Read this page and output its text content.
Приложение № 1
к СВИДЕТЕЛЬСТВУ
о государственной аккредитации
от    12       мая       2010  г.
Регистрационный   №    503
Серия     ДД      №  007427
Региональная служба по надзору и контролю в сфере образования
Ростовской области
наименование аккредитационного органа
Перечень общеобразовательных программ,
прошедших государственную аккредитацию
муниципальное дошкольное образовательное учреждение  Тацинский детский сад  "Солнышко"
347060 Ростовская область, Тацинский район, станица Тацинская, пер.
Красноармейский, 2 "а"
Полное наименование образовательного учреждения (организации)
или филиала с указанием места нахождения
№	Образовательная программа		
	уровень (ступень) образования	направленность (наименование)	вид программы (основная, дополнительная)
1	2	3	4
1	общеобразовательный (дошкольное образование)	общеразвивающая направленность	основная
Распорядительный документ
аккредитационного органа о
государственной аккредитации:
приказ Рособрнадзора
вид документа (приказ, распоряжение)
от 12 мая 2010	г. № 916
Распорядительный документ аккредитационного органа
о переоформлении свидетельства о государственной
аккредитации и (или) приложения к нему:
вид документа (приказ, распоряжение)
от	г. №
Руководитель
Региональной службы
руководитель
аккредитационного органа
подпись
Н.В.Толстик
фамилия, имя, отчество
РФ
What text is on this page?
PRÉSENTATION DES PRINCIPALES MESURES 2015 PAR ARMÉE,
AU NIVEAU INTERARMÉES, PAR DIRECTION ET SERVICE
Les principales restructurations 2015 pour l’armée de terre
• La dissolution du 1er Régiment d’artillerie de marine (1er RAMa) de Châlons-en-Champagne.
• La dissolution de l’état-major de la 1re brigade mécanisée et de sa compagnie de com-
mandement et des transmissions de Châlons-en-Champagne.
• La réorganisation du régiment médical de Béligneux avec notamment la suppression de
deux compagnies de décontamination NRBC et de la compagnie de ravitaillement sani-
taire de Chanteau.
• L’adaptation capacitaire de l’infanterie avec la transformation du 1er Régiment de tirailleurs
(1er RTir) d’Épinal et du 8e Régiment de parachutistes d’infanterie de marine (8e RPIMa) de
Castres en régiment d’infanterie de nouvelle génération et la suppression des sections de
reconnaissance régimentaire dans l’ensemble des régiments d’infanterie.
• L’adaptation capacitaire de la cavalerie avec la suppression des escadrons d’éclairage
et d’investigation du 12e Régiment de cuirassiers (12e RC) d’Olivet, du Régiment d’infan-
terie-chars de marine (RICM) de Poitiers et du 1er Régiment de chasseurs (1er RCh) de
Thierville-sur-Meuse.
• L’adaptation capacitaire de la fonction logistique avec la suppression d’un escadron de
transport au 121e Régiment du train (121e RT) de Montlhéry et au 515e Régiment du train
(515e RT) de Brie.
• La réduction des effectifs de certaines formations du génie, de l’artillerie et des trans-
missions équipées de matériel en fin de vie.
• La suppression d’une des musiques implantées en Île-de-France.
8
════
- **Task to complete**: Check each line of the entries above, and show every one holding the word "государственной".

- **Response for this exercise**:
о государственной аккредитации
государственной аккредитации:
о переоформлении свидетельства о государственной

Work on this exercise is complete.